═════ EXTRACTED RECORDS
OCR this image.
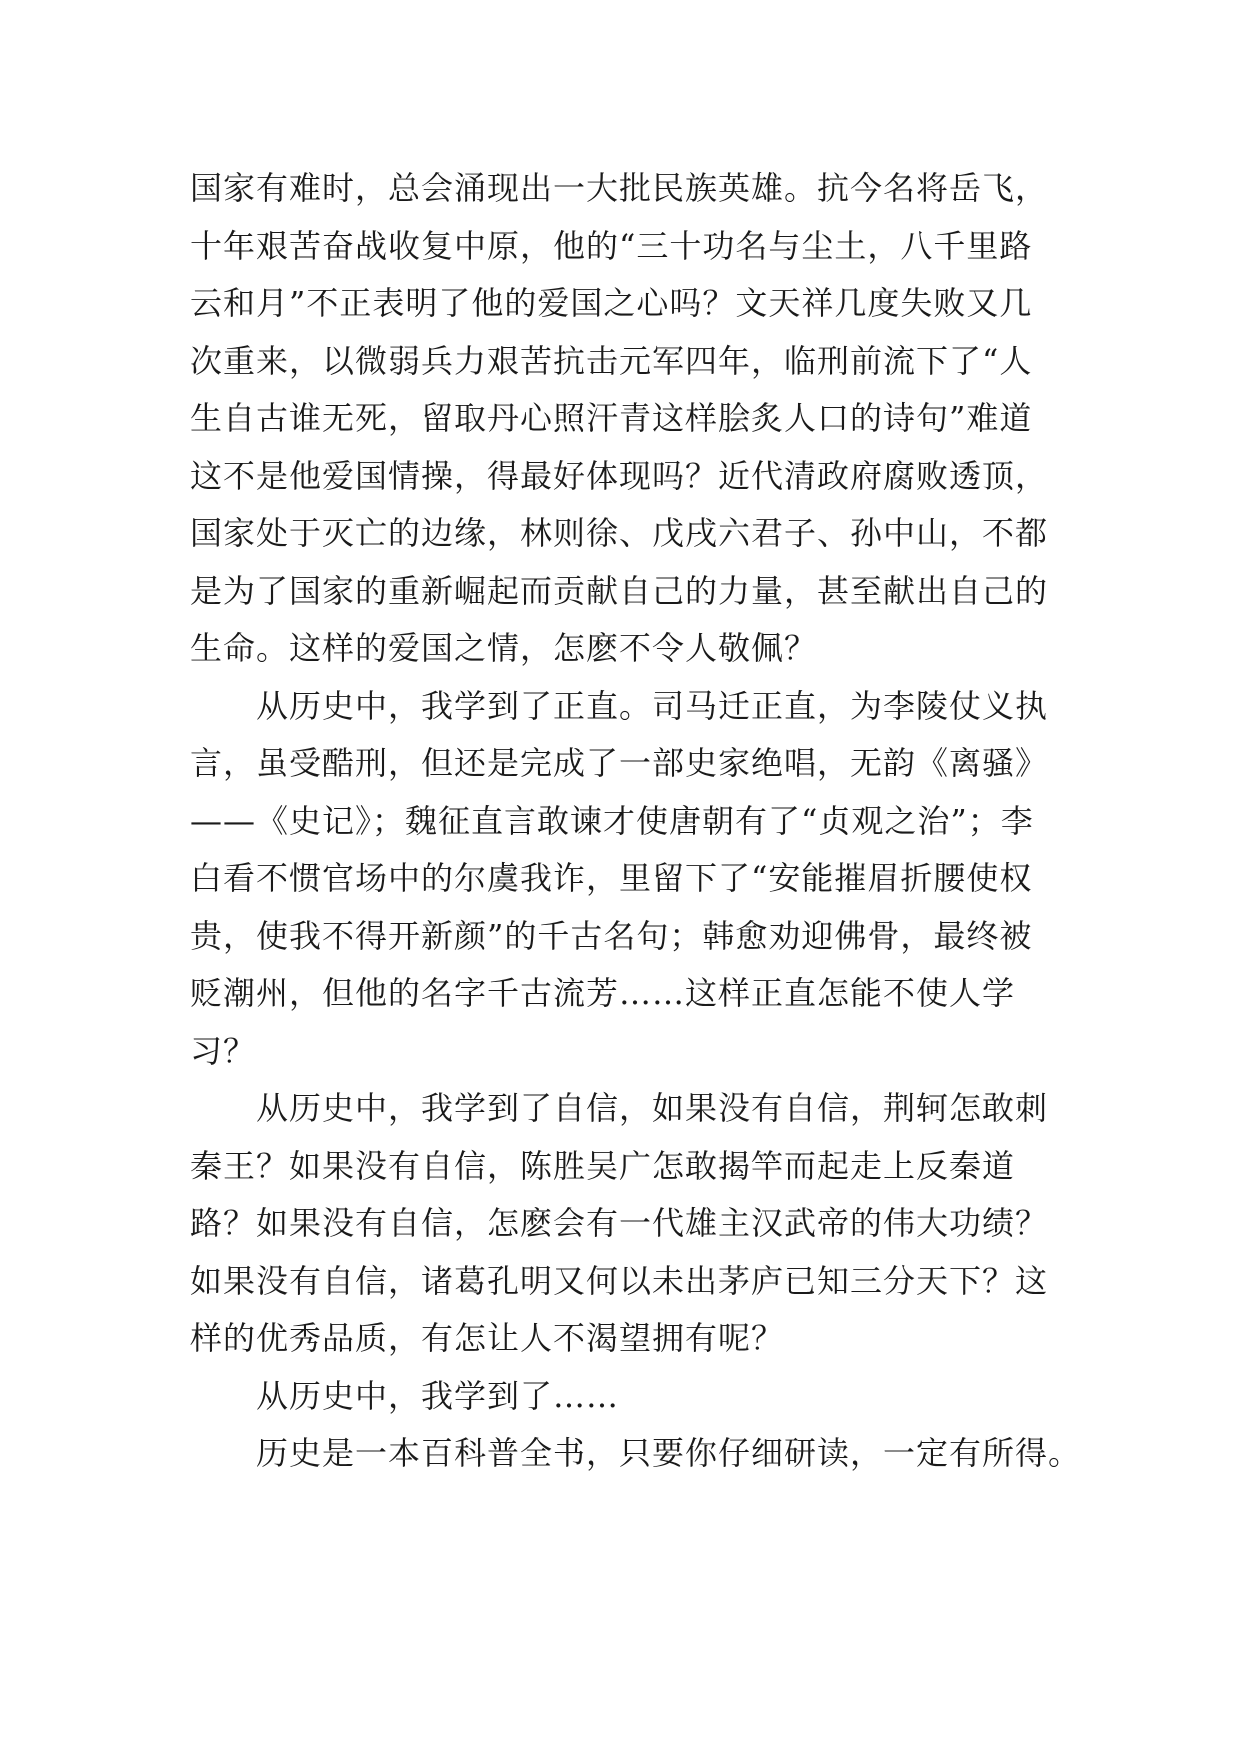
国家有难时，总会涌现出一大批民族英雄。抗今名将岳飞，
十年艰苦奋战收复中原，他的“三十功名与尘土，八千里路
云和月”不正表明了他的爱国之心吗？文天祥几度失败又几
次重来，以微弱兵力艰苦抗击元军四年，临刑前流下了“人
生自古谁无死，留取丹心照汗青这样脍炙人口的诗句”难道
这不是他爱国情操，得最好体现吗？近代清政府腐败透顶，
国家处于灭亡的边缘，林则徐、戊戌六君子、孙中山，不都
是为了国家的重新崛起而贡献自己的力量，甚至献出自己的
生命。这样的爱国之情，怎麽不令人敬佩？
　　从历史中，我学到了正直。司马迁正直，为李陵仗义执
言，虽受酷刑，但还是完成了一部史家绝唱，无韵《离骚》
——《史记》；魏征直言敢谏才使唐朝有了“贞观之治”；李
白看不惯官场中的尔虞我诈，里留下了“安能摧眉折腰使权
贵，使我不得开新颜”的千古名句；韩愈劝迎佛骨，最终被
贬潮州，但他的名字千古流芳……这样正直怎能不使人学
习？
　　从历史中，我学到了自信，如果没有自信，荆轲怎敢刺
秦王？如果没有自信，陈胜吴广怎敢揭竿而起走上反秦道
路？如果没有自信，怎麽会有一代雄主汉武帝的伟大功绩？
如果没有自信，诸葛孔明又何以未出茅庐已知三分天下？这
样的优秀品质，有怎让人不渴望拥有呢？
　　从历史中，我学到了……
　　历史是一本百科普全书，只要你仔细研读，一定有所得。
══════════
═════ EXTRACTED RECORDS
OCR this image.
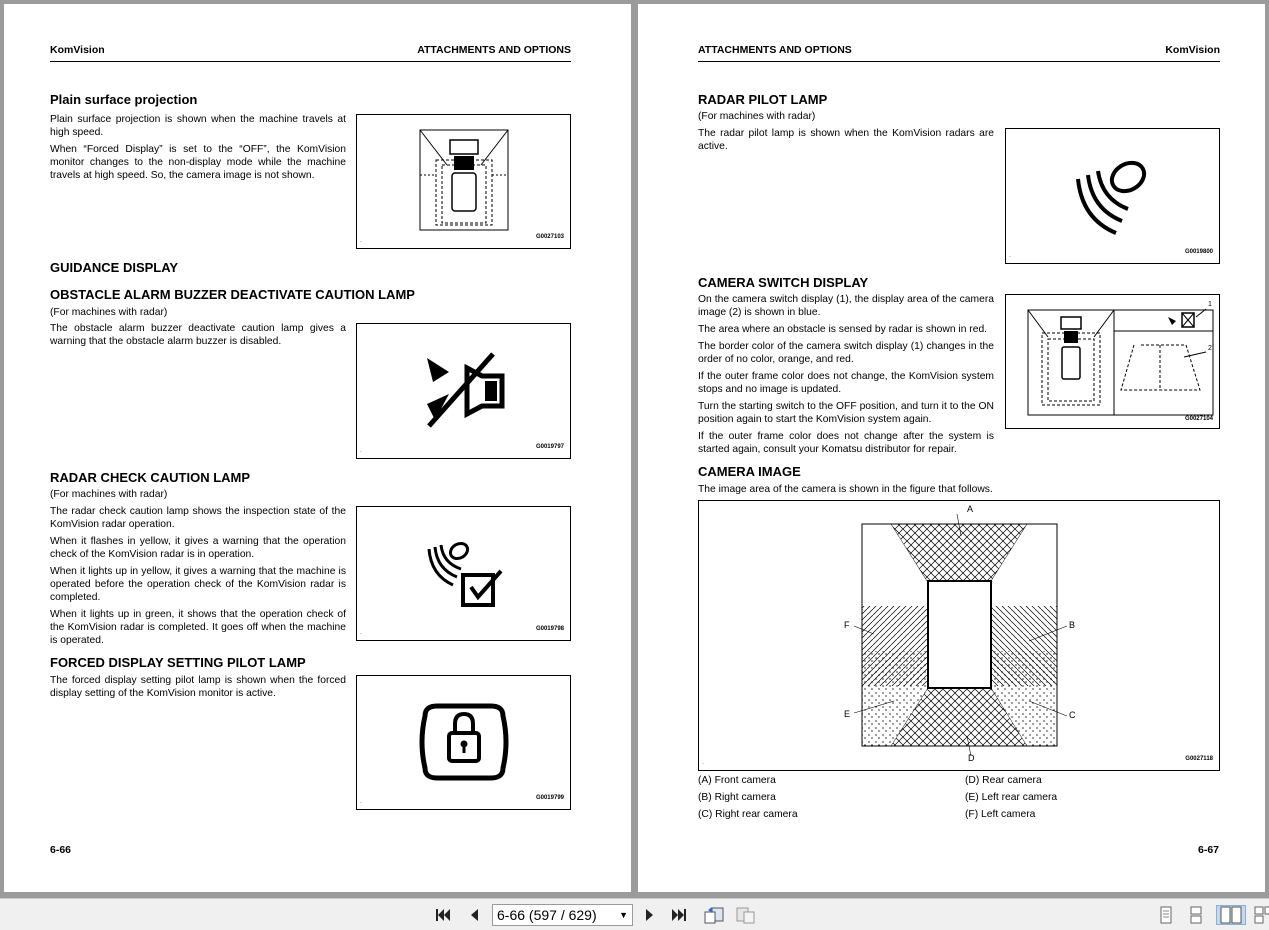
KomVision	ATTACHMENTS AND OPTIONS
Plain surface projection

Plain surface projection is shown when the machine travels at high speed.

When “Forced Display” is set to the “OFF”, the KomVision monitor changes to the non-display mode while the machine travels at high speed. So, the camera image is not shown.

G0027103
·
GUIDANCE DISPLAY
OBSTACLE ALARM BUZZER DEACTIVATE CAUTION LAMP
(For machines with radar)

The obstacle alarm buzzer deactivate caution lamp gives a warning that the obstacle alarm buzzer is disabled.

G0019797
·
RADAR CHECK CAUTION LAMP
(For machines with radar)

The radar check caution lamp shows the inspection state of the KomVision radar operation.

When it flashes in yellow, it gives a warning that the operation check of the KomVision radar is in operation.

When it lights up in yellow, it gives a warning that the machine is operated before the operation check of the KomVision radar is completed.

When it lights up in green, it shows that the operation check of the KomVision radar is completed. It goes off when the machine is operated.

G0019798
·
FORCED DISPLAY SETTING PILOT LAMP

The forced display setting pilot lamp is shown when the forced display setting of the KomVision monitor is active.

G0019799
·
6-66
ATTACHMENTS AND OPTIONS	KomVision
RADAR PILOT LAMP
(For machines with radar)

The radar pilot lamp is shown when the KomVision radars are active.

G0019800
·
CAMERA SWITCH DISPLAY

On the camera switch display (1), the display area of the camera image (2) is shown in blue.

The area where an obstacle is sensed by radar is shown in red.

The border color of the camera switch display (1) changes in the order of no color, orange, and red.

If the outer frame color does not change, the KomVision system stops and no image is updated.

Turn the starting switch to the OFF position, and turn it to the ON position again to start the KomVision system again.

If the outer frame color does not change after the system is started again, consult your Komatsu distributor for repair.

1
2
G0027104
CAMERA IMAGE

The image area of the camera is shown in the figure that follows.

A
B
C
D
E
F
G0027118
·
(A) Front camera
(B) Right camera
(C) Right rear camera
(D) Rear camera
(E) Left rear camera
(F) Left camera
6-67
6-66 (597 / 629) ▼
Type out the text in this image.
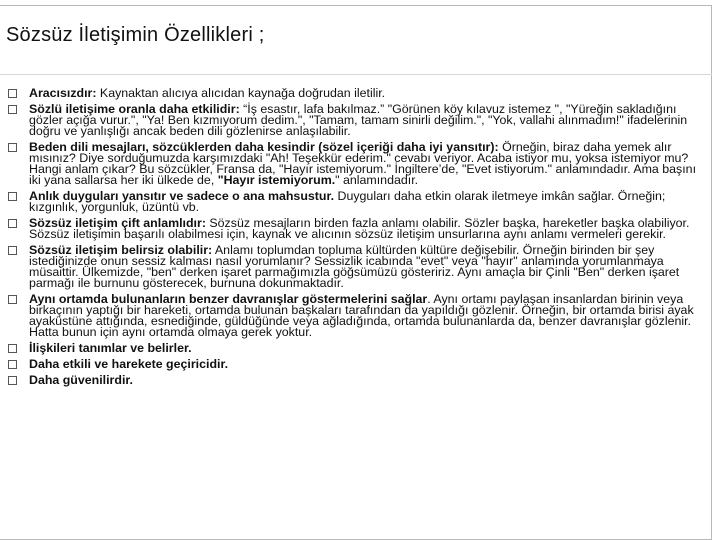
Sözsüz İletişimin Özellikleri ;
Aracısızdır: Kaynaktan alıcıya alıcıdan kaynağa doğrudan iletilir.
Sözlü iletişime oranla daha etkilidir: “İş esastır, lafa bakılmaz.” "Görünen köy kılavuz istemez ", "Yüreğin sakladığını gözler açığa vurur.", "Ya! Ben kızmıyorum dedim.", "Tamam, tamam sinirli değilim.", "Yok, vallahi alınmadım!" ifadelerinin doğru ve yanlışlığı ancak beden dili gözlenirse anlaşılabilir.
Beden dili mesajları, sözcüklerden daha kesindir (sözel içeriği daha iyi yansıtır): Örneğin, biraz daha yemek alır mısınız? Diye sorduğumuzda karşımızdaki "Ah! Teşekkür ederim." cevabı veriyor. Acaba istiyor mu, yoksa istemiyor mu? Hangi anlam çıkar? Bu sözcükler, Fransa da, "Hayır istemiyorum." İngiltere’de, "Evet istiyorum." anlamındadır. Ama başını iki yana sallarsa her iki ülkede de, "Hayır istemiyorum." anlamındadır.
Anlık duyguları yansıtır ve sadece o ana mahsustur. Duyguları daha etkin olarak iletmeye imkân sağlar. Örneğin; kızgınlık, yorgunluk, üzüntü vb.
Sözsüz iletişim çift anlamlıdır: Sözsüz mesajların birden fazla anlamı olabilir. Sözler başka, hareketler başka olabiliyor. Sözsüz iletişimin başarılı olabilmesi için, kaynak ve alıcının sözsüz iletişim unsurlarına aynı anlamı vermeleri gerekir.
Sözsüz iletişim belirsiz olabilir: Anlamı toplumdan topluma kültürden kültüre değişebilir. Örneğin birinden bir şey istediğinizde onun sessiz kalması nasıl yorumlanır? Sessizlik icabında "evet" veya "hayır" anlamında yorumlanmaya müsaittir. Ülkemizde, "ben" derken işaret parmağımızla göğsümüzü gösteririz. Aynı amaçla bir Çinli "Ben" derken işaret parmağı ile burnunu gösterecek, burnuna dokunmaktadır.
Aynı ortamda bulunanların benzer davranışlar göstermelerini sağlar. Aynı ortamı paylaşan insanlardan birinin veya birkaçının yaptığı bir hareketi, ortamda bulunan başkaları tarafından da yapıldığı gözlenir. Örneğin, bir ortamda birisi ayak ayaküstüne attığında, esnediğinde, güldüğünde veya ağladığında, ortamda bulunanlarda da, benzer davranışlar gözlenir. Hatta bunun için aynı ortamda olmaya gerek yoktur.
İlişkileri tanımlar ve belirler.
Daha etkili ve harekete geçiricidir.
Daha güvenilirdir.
══════════
═════ EXTRACTED RECORDS
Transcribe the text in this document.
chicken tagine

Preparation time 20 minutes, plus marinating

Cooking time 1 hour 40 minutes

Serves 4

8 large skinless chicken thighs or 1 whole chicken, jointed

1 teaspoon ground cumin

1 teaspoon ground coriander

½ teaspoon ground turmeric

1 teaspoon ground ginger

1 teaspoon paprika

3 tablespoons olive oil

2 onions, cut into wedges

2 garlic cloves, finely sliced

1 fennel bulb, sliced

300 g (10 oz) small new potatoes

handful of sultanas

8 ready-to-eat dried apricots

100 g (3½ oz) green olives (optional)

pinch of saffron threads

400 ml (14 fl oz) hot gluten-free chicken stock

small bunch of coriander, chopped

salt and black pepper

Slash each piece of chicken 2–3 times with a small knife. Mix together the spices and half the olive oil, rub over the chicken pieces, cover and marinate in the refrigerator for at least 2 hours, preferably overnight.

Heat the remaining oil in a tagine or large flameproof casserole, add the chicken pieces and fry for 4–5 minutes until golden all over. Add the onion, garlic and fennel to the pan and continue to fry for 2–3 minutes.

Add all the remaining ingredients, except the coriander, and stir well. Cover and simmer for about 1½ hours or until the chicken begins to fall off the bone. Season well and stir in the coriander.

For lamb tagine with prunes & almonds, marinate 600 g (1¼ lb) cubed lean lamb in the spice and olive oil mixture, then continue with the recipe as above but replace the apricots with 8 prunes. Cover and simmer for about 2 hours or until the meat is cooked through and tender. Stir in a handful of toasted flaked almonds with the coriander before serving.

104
══════════
▸ **DIRECTION**: A number is the only answer here: how many lines of the material above contain "lights"?

▸ **EXERCISE ANSWER**: 2